| Data for this task |
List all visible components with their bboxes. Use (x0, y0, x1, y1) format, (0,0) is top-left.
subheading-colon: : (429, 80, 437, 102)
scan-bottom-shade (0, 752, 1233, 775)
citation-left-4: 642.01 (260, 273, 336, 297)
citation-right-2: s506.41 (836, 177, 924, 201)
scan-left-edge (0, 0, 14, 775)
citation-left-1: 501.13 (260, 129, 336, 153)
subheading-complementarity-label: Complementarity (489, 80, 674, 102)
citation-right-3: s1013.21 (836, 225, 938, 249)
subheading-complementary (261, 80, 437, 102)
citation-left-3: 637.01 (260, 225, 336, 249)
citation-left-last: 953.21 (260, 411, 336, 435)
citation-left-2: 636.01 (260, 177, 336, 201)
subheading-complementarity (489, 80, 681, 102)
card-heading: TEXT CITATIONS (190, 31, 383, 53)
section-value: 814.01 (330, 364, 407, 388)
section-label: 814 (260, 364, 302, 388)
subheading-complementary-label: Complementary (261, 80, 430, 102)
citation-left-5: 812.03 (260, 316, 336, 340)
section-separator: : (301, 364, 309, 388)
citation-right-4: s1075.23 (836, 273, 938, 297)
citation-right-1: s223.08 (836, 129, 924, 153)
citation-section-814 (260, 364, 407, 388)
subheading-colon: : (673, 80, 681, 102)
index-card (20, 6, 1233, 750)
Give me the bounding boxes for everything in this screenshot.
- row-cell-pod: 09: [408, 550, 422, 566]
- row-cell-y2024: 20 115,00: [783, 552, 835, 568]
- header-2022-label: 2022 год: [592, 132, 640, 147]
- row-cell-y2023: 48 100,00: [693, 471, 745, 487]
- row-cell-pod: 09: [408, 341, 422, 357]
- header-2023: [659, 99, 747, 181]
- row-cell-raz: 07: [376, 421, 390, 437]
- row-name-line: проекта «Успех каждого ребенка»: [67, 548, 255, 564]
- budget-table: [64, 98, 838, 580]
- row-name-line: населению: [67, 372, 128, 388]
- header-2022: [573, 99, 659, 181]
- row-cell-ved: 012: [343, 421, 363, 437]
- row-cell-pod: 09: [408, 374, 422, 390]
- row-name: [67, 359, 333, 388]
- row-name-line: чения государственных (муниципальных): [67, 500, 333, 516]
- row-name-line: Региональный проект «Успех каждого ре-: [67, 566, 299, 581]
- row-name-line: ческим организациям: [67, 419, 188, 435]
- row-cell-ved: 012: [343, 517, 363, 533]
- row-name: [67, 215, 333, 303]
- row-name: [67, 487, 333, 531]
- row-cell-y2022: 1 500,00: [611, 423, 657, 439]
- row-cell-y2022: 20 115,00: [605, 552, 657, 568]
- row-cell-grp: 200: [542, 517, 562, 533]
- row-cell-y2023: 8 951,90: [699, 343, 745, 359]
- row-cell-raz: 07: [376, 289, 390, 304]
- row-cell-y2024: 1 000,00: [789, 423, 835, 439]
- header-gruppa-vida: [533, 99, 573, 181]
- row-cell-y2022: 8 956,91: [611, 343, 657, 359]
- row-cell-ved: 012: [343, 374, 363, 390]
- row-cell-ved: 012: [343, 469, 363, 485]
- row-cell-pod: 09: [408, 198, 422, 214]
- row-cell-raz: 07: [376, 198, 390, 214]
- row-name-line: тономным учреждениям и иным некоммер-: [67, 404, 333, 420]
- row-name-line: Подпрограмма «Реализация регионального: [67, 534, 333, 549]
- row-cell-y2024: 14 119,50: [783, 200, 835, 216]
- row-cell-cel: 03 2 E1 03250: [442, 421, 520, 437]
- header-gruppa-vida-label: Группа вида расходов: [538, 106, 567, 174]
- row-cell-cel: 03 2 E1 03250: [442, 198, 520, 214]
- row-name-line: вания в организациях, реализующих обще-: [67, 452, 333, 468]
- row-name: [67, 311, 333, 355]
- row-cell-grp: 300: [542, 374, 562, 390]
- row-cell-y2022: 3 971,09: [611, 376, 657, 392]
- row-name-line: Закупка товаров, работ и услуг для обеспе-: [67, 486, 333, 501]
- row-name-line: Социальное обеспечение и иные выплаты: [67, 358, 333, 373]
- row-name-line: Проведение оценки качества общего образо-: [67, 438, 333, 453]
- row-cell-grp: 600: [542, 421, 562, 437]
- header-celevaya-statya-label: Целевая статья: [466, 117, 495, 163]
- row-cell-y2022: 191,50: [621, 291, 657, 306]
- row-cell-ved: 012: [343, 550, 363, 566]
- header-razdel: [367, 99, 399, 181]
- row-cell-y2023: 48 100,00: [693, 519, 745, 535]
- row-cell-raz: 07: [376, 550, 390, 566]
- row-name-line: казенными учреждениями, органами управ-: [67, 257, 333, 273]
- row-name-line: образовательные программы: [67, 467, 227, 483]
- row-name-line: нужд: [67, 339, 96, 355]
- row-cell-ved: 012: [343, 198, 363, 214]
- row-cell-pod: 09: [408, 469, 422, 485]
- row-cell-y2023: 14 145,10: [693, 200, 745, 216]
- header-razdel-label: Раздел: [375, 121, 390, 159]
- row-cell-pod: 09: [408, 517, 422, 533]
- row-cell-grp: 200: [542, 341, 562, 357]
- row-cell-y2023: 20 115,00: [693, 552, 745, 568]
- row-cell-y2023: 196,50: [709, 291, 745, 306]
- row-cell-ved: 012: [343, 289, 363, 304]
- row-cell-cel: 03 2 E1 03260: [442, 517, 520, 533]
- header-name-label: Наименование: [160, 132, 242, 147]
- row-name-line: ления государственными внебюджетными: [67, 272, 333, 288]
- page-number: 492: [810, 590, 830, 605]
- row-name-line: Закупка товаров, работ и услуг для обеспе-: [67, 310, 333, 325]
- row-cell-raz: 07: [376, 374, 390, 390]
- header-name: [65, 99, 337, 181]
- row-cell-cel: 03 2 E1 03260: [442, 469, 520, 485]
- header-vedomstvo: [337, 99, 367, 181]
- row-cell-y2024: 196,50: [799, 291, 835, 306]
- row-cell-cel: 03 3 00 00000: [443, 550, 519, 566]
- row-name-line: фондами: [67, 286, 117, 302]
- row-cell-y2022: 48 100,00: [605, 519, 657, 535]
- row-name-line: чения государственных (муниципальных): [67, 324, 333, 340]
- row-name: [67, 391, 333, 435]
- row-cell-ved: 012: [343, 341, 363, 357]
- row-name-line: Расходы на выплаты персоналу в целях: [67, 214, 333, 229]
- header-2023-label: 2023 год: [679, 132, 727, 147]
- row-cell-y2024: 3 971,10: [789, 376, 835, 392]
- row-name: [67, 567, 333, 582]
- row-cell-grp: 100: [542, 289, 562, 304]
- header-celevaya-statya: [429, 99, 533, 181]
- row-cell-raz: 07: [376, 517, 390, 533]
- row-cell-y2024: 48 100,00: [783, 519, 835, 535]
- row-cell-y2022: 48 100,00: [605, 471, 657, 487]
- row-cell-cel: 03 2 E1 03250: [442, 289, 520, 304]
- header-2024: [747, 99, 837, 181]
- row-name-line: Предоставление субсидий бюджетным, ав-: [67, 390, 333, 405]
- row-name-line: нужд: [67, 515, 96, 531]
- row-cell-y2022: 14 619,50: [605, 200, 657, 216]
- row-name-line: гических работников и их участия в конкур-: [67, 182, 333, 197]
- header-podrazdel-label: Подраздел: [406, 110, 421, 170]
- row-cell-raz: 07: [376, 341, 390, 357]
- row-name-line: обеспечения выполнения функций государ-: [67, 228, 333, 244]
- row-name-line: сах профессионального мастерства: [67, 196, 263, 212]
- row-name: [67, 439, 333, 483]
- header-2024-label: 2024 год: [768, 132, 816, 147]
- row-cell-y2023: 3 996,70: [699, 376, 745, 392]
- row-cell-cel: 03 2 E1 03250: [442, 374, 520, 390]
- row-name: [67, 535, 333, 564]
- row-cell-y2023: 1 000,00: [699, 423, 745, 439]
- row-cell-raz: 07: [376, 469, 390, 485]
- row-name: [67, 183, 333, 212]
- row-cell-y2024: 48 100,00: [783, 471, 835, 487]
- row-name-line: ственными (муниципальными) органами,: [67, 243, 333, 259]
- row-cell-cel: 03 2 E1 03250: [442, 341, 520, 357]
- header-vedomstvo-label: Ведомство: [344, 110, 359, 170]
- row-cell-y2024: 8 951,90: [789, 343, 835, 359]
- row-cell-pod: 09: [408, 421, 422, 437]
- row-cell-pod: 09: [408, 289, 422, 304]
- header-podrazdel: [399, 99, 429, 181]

| Stated task |
Please copy the lines above, from the first one through the line containing "- row-cell-ved: 012: [343, 517, 363, 533]", both included and unchanged. Reproduce only those lines.

| Exercise output |
List all visible components with their bboxes. Use (x0, y0, x1, y1) format, (0,0) is top-left.
subheading-colon: : (429, 80, 437, 102)
scan-bottom-shade (0, 752, 1233, 775)
citation-left-4: 642.01 (260, 273, 336, 297)
citation-right-2: s506.41 (836, 177, 924, 201)
scan-left-edge (0, 0, 14, 775)
citation-left-1: 501.13 (260, 129, 336, 153)
subheading-complementarity-label: Complementarity (489, 80, 674, 102)
citation-right-3: s1013.21 (836, 225, 938, 249)
subheading-complementary (261, 80, 437, 102)
citation-left-3: 637.01 (260, 225, 336, 249)
citation-left-last: 953.21 (260, 411, 336, 435)
citation-left-2: 636.01 (260, 177, 336, 201)
subheading-complementarity (489, 80, 681, 102)
card-heading: TEXT CITATIONS (190, 31, 383, 53)
section-value: 814.01 (330, 364, 407, 388)
section-label: 814 (260, 364, 302, 388)
subheading-complementary-label: Complementary (261, 80, 430, 102)
citation-left-5: 812.03 (260, 316, 336, 340)
section-separator: : (301, 364, 309, 388)
citation-right-4: s1075.23 (836, 273, 938, 297)
citation-right-1: s223.08 (836, 129, 924, 153)
citation-section-814 (260, 364, 407, 388)
subheading-colon: : (673, 80, 681, 102)
index-card (20, 6, 1233, 750)
Give me the bounding boxes for everything in this screenshot.
- row-cell-pod: 09: [408, 550, 422, 566]
- row-cell-y2024: 20 115,00: [783, 552, 835, 568]
- header-2022-label: 2022 год: [592, 132, 640, 147]
- row-cell-y2023: 48 100,00: [693, 471, 745, 487]
- row-cell-pod: 09: [408, 341, 422, 357]
- header-2023: [659, 99, 747, 181]
- row-cell-raz: 07: [376, 421, 390, 437]
- row-name-line: проекта «Успех каждого ребенка»: [67, 548, 255, 564]
- budget-table: [64, 98, 838, 580]
- row-name-line: населению: [67, 372, 128, 388]
- header-2022: [573, 99, 659, 181]
- row-cell-ved: 012: [343, 421, 363, 437]
- row-cell-pod: 09: [408, 374, 422, 390]
- row-name: [67, 359, 333, 388]
- row-name-line: чения государственных (муниципальных): [67, 500, 333, 516]
- row-name-line: Региональный проект «Успех каждого ре-: [67, 566, 299, 581]
- row-name-line: ческим организациям: [67, 419, 188, 435]
- row-cell-ved: 012: [343, 517, 363, 533]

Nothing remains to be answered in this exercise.